What you have to do
Below are records; transcribe only the line with "Serialize everything readable" and those after it, through the last line, without any change.

• • • • •

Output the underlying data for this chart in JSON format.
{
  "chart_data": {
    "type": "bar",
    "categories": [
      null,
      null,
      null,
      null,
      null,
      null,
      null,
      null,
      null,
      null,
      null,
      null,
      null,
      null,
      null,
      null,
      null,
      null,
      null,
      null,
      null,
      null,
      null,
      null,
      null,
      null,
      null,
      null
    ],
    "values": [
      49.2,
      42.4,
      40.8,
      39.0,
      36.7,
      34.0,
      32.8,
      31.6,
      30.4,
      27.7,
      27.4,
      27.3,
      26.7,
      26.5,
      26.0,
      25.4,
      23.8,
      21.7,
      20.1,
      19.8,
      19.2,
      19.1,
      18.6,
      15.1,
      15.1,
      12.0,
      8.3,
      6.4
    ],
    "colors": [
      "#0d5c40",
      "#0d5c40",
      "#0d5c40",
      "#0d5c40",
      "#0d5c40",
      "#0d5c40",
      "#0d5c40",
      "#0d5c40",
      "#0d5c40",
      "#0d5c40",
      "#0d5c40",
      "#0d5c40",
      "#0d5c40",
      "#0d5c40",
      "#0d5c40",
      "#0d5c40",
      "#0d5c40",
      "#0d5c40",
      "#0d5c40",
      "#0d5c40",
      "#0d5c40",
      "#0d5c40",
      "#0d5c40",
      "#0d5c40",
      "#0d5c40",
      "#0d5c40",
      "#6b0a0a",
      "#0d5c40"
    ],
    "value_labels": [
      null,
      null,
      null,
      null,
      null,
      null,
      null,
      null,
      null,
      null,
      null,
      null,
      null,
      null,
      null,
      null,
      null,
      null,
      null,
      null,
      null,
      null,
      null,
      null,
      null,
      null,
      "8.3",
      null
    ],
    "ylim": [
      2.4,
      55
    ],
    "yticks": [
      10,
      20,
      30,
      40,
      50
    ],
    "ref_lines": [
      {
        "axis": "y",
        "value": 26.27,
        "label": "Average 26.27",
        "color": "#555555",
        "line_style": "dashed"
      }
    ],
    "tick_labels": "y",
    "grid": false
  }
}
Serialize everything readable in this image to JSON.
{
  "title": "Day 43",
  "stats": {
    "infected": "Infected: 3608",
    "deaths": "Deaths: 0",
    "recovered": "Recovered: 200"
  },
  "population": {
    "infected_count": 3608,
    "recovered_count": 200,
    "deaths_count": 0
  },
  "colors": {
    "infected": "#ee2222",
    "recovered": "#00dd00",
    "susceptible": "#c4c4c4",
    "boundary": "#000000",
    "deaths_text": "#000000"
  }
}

• • • • •

The completed task
Serialize everything readable in this image to JSON.
{
  "title": "Day 43",
  "stats": {
    "infected": "Infected: 3608",
    "deaths": "Deaths: 0",
    "recovered": "Recovered: 200"
  },
  "population": {
    "infected_count": 3608,
    "recovered_count": 200,
    "deaths_count": 0
  },
  "colors": {
    "infected": "#ee2222",
    "recovered": "#00dd00",
    "susceptible": "#c4c4c4",
    "boundary": "#000000",
    "deaths_text": "#000000"
  }
}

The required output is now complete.